* Requirements:
Go through each line of the records below and count those with the word "Charting". Give only the count.

[Dataset records]
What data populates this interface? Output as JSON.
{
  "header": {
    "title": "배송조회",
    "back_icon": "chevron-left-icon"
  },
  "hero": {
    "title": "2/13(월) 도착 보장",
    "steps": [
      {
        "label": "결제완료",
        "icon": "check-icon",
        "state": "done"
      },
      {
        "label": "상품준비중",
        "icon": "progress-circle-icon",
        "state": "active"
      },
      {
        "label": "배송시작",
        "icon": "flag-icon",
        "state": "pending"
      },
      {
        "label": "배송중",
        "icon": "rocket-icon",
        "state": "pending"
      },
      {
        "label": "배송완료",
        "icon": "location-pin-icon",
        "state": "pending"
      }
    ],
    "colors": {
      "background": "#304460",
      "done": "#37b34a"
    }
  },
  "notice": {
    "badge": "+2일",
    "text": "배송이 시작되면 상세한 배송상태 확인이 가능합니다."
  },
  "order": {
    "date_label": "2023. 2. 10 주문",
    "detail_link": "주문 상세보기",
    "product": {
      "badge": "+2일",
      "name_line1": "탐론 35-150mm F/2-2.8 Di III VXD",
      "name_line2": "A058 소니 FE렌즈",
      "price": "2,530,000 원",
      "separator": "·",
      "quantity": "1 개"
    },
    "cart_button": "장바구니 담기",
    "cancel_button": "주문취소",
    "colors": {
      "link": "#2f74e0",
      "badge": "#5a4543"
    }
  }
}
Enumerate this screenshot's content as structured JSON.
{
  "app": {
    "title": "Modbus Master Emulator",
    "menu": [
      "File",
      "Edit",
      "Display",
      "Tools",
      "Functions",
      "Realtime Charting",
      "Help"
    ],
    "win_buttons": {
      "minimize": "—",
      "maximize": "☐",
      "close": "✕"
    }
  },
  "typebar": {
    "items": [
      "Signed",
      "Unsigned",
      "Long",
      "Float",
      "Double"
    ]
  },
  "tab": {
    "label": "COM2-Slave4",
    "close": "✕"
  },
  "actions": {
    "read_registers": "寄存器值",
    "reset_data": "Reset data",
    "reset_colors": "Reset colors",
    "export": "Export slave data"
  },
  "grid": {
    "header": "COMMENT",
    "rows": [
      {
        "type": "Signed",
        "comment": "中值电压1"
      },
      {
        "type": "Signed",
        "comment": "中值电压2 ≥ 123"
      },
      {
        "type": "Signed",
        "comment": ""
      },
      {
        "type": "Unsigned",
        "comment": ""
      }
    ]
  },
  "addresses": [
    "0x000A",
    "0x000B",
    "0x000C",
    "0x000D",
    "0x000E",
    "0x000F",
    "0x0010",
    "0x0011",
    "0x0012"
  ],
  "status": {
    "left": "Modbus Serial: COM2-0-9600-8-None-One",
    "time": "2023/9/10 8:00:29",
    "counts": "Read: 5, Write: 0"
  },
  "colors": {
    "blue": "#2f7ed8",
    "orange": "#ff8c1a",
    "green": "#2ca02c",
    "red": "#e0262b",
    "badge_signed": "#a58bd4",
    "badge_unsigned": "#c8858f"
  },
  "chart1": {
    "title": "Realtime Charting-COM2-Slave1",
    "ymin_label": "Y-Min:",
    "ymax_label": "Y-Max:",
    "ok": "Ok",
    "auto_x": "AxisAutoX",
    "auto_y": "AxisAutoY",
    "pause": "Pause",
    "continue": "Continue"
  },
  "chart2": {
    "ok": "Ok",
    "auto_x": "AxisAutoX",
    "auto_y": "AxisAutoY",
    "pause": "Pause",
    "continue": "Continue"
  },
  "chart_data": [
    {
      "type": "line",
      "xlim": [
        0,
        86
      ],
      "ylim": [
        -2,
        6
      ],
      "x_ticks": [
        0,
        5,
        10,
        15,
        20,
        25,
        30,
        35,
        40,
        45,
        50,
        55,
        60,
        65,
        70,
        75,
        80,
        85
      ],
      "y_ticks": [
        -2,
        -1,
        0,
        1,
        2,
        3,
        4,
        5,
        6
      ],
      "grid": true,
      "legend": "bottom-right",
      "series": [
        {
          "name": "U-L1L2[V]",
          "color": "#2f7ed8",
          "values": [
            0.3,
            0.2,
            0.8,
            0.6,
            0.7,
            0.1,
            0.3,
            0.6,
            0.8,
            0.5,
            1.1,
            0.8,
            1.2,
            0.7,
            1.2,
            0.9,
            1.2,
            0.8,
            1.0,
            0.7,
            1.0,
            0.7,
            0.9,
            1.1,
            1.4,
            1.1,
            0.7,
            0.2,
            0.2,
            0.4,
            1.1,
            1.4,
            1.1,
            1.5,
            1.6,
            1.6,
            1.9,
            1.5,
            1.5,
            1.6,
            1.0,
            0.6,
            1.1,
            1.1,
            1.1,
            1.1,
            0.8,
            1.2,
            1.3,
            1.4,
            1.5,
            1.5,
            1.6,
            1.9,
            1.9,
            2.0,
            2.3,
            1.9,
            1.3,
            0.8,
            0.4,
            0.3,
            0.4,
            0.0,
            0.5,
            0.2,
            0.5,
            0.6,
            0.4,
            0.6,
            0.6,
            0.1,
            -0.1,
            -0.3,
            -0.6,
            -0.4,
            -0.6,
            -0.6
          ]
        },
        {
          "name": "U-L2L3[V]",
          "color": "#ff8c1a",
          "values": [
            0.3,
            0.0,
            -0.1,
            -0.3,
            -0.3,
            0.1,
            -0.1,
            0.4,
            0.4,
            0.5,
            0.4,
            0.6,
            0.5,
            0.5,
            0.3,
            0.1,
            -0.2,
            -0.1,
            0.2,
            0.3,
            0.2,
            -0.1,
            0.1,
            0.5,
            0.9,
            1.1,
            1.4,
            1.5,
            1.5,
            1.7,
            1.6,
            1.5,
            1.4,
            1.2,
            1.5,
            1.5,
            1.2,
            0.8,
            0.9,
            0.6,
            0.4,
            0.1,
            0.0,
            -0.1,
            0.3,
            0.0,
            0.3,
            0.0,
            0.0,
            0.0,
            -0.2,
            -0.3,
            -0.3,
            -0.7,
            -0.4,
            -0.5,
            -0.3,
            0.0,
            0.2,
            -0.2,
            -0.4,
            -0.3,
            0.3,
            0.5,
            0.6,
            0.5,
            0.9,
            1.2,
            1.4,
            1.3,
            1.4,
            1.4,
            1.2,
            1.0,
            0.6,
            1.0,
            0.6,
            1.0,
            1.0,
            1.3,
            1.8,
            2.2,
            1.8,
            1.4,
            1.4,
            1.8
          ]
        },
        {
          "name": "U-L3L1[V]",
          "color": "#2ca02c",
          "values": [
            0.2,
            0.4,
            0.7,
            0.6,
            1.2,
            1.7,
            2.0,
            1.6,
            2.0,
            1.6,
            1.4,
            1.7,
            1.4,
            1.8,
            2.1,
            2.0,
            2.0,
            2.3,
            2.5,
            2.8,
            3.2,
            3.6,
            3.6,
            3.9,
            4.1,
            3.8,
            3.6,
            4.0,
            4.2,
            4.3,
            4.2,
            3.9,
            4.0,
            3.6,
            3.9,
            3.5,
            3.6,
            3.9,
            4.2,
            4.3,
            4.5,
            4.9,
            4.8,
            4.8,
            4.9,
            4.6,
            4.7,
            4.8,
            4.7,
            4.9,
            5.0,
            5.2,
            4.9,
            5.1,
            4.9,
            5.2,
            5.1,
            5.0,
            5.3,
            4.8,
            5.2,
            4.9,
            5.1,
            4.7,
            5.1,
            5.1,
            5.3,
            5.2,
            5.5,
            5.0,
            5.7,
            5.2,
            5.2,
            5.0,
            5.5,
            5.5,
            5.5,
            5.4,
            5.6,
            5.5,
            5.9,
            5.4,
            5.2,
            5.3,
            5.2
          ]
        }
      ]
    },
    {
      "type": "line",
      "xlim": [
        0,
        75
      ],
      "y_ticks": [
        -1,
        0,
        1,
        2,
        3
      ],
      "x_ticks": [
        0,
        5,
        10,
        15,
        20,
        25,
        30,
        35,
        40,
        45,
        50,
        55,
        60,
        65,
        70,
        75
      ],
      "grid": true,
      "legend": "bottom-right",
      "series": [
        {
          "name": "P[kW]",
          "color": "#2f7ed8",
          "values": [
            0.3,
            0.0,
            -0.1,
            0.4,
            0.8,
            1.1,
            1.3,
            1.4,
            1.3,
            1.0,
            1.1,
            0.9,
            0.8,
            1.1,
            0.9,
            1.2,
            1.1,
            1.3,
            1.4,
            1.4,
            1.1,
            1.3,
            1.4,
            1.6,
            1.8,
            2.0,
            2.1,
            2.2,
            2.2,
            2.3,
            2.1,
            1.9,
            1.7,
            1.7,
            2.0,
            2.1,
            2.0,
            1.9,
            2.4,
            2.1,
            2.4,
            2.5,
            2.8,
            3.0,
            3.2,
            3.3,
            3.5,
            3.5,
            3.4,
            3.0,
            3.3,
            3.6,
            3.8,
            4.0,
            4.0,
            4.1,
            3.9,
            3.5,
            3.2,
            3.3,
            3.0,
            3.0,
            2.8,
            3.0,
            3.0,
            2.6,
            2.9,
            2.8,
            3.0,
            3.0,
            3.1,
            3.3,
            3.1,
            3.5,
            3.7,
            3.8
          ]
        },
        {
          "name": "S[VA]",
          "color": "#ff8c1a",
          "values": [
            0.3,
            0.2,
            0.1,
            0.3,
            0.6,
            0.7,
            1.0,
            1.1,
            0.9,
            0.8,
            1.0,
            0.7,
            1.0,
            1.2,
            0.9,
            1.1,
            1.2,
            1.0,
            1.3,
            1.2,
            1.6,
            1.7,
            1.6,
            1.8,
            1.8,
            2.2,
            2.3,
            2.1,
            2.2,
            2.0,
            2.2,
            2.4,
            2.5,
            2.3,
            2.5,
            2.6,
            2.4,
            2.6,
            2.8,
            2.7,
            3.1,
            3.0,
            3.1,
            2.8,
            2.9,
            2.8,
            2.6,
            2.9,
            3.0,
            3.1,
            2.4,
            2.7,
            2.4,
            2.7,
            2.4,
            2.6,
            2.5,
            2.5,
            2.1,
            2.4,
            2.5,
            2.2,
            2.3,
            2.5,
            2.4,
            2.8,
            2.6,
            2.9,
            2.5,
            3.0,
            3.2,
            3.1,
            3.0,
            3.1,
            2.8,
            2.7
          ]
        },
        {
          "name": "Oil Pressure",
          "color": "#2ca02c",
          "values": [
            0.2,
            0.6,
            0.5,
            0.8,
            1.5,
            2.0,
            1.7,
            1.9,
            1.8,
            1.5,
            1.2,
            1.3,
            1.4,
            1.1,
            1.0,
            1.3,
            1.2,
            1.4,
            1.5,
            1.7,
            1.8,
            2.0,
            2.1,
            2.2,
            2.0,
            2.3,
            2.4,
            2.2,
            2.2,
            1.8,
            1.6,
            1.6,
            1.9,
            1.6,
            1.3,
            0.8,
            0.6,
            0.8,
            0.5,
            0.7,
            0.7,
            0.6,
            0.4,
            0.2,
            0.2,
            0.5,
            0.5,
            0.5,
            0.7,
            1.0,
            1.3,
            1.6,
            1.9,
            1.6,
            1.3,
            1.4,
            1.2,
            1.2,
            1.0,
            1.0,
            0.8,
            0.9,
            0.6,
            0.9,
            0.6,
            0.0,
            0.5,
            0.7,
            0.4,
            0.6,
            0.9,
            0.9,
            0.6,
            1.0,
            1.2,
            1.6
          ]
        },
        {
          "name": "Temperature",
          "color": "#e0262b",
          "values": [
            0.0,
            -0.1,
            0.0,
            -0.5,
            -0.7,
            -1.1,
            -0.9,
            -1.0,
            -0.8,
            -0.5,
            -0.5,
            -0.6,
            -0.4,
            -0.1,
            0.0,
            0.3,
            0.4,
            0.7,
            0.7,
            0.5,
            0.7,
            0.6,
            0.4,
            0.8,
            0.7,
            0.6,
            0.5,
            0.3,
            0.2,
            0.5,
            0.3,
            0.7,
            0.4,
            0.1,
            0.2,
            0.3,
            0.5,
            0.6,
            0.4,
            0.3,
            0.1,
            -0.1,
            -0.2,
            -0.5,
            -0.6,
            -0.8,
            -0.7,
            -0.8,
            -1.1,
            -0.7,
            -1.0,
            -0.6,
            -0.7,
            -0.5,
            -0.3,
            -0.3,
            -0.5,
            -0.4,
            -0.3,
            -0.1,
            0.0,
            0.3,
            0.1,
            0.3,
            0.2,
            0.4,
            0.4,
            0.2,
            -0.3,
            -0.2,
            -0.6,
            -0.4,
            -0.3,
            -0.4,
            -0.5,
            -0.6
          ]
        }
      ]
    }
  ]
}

* Result of this task:
2